> **SET EXERCISE**
Quote all entries exactly, leaving pictures aside.

> **SUPPLIED DATA**

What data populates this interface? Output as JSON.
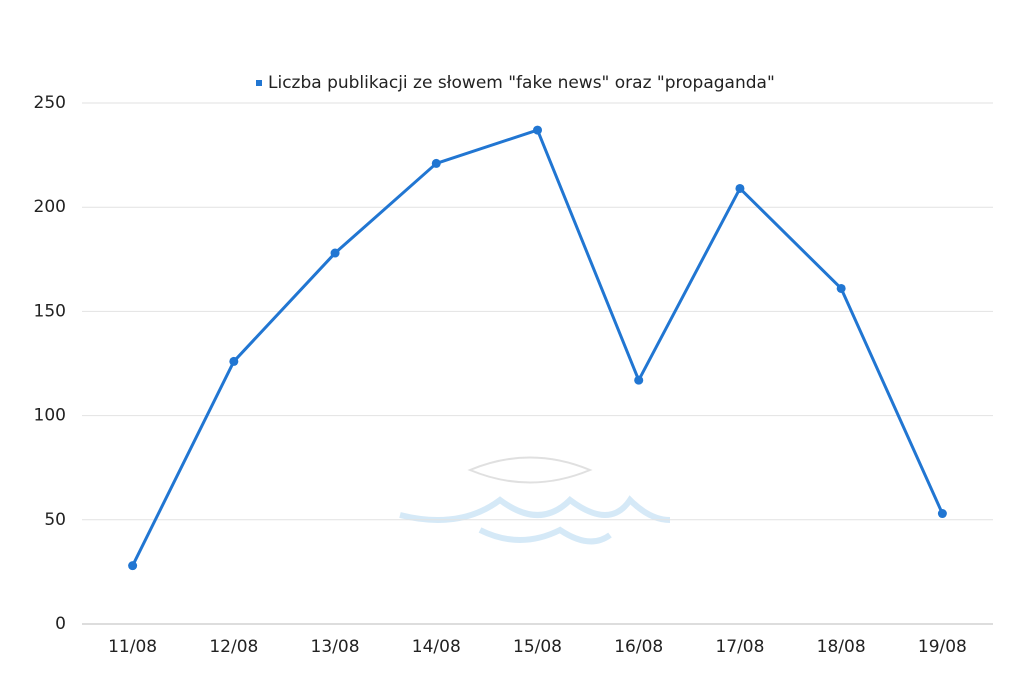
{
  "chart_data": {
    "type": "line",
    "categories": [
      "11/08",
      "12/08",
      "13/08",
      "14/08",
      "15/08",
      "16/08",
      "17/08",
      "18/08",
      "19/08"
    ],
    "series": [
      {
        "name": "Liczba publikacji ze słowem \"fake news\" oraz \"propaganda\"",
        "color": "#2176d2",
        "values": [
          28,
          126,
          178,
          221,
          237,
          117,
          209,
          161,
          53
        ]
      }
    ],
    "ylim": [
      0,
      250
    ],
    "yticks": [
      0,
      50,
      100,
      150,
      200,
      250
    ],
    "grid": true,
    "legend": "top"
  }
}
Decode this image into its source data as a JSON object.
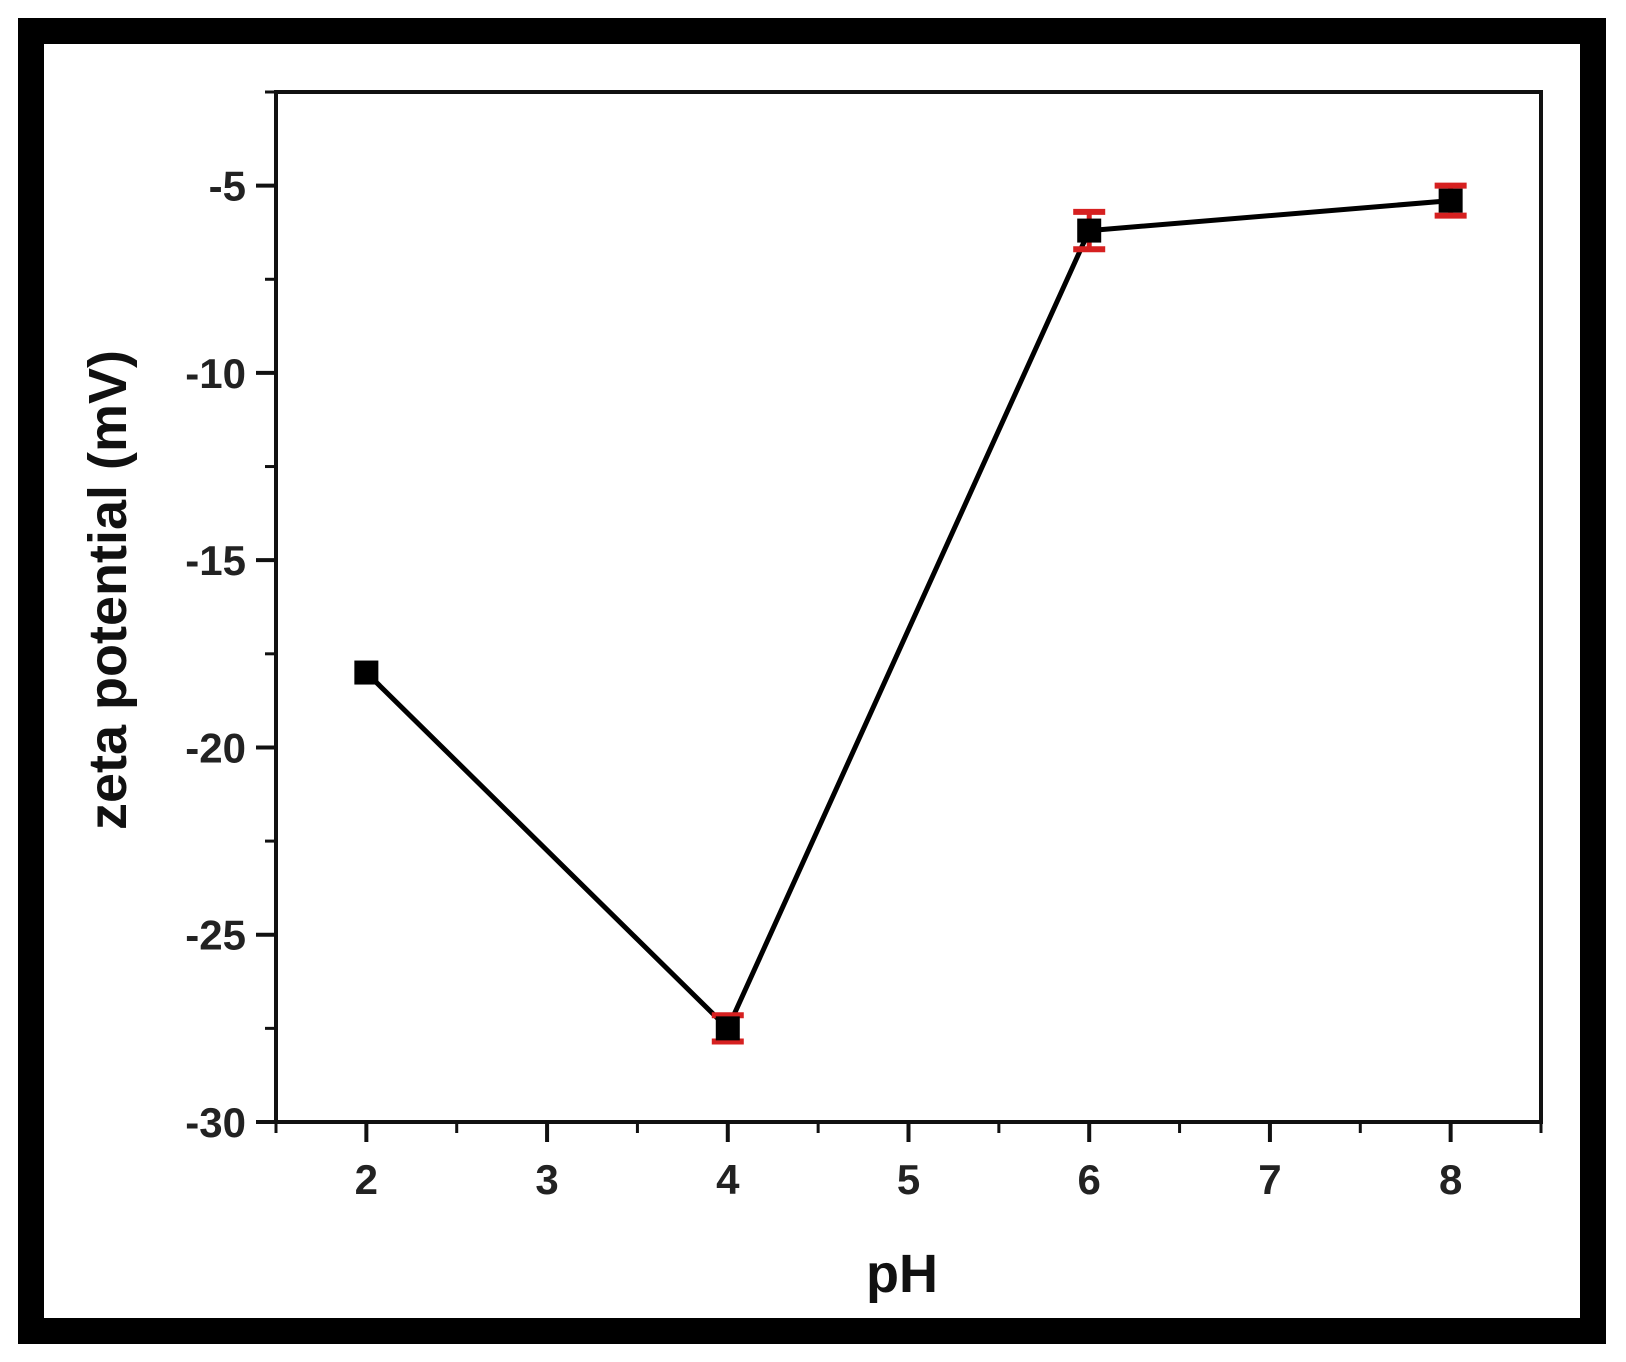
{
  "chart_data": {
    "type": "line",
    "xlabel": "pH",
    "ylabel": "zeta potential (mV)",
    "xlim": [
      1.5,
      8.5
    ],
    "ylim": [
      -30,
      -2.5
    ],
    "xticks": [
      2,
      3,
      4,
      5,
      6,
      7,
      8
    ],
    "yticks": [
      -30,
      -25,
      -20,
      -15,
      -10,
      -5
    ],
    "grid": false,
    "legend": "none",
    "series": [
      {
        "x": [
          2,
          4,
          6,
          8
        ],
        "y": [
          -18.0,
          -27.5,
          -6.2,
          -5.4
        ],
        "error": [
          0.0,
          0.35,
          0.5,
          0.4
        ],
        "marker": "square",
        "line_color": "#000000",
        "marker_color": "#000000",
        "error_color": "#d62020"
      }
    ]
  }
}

> **REPLY TO THE EXERCISE**
What data populates this interface? Output as JSON.
{
  "chart_data": {
    "type": "line",
    "categories": [
      "11/08",
      "12/08",
      "13/08",
      "14/08",
      "15/08",
      "16/08",
      "17/08",
      "18/08",
      "19/08"
    ],
    "series": [
      {
        "name": "Liczba publikacji ze słowem \"fake news\" oraz \"propaganda\"",
        "color": "#2176d2",
        "values": [
          28,
          126,
          178,
          221,
          237,
          117,
          209,
          161,
          53
        ]
      }
    ],
    "ylim": [
      0,
      250
    ],
    "yticks": [
      0,
      50,
      100,
      150,
      200,
      250
    ],
    "grid": true,
    "legend": "top"
  }
}
Decode this image into its source data as a JSON object.
{
  "chart_data": {
    "type": "line",
    "xlabel": "pH",
    "ylabel": "zeta potential (mV)",
    "xlim": [
      1.5,
      8.5
    ],
    "ylim": [
      -30,
      -2.5
    ],
    "xticks": [
      2,
      3,
      4,
      5,
      6,
      7,
      8
    ],
    "yticks": [
      -30,
      -25,
      -20,
      -15,
      -10,
      -5
    ],
    "grid": false,
    "legend": "none",
    "series": [
      {
        "x": [
          2,
          4,
          6,
          8
        ],
        "y": [
          -18.0,
          -27.5,
          -6.2,
          -5.4
        ],
        "error": [
          0.0,
          0.35,
          0.5,
          0.4
        ],
        "marker": "square",
        "line_color": "#000000",
        "marker_color": "#000000",
        "error_color": "#d62020"
      }
    ]
  }
}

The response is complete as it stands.